MATERIAL FOR THIS EXERCISE >>
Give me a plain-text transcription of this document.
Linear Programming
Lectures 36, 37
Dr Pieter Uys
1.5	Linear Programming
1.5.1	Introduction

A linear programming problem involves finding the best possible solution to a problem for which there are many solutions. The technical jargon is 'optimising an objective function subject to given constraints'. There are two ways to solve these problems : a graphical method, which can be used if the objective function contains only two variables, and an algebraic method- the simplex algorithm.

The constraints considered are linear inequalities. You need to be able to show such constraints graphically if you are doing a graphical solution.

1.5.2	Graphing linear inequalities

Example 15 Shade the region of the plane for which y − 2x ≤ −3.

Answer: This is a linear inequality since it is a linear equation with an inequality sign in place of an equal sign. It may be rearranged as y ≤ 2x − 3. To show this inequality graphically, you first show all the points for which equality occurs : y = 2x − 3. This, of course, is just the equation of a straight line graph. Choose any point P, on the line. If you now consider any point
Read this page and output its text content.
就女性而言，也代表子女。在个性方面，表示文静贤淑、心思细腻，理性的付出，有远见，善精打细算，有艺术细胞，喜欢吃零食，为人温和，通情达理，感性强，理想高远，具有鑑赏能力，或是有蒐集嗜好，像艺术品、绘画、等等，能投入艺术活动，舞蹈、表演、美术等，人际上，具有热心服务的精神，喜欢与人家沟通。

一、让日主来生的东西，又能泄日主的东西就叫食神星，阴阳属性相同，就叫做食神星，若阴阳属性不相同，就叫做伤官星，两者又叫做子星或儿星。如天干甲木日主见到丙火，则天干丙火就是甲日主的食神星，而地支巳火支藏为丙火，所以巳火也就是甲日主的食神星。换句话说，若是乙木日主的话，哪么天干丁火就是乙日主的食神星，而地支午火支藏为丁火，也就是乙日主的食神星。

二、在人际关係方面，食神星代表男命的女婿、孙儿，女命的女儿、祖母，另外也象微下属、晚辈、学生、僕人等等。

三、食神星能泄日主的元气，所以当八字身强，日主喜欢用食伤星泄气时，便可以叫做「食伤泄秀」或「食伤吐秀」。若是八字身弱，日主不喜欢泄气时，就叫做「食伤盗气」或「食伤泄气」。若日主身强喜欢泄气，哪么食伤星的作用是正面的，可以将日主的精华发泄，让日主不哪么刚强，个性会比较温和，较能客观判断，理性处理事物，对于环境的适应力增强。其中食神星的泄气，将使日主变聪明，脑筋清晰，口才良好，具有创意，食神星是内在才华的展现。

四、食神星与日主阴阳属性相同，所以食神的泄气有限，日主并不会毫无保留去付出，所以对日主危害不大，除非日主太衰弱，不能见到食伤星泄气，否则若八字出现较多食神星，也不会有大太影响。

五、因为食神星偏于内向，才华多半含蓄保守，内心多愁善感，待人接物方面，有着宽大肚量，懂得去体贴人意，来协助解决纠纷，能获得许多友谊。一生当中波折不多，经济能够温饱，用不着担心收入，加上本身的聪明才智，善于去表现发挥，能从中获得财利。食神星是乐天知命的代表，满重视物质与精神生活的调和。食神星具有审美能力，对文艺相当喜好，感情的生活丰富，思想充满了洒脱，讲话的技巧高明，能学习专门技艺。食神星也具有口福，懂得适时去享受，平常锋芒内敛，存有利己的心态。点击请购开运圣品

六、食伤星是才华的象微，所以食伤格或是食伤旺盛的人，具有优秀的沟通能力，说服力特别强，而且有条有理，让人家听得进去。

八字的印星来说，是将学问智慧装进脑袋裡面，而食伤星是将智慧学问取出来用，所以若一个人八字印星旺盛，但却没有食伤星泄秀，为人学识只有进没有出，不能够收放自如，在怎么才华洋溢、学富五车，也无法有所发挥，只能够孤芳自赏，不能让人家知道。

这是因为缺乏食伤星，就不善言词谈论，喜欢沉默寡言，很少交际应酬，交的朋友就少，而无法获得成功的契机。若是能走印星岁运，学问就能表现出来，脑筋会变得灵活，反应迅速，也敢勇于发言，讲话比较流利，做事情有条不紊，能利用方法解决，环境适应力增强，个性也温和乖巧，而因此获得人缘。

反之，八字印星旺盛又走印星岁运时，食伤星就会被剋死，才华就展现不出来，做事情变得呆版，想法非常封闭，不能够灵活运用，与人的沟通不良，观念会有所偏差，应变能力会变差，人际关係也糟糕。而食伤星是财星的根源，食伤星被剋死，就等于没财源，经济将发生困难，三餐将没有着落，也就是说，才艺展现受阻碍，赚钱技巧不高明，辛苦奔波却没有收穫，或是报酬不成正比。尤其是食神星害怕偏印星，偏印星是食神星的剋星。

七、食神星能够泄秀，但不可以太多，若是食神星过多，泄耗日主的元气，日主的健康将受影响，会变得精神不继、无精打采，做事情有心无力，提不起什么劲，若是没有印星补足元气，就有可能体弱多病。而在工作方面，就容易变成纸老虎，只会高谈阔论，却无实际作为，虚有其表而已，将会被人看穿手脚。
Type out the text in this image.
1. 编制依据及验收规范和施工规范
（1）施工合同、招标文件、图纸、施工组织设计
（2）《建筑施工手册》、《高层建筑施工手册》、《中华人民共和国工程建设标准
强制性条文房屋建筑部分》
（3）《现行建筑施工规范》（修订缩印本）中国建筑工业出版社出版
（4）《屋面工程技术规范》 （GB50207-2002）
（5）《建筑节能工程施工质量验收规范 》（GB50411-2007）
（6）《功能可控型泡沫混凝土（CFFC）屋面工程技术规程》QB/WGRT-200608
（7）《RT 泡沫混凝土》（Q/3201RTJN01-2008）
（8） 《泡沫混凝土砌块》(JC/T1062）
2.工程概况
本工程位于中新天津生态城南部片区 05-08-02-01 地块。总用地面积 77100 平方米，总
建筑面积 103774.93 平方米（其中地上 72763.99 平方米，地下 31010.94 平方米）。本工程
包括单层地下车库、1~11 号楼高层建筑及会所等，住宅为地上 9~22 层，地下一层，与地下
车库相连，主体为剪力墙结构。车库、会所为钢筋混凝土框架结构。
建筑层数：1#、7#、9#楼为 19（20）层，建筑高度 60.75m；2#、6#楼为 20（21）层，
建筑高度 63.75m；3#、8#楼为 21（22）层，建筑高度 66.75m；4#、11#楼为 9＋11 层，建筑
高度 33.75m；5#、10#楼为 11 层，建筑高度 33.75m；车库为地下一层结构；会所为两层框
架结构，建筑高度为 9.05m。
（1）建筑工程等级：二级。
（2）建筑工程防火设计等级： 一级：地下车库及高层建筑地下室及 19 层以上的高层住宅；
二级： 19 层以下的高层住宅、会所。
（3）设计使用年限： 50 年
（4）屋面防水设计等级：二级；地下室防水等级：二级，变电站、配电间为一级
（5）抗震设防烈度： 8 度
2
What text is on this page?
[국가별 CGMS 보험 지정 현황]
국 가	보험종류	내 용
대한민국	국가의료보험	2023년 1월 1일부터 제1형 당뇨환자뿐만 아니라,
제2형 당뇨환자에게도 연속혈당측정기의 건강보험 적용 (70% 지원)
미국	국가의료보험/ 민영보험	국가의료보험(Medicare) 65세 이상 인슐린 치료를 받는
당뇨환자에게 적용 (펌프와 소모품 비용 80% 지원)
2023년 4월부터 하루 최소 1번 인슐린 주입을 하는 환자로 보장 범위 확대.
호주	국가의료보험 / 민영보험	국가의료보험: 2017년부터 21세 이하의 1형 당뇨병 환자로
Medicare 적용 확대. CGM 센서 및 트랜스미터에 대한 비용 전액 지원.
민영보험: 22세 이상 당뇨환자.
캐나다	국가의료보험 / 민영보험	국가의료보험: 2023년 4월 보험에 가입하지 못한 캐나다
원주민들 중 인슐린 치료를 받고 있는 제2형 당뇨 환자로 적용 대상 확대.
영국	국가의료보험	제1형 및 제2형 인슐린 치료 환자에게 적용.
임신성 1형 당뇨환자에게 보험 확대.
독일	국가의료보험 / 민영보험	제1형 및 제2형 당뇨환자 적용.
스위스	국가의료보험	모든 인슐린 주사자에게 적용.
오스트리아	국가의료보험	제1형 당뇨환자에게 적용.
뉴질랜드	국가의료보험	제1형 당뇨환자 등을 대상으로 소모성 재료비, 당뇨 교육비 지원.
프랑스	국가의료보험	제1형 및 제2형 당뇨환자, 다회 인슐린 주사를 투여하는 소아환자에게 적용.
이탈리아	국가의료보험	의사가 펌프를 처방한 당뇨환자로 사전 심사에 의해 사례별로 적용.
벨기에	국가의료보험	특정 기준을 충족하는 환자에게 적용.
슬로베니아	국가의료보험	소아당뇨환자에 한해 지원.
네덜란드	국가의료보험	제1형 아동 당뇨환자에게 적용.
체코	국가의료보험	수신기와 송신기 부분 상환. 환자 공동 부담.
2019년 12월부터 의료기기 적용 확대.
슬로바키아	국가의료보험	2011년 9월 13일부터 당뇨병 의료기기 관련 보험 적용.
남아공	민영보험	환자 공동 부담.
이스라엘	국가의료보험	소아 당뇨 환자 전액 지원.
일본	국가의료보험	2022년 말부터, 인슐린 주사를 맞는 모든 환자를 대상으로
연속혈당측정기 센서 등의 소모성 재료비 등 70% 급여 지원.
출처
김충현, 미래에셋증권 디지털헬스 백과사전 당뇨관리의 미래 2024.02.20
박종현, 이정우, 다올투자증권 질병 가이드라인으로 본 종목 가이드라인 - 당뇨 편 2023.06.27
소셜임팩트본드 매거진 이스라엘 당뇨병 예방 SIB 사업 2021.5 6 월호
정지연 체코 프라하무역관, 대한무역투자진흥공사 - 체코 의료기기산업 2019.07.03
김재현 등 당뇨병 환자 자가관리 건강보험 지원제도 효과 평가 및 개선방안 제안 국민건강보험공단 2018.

WHAT THE TASK REQUIRES >> Determine the number of lines in the listing that contain the string "which". Write that number and nothing else.

RESULT OF THE TASK >> 3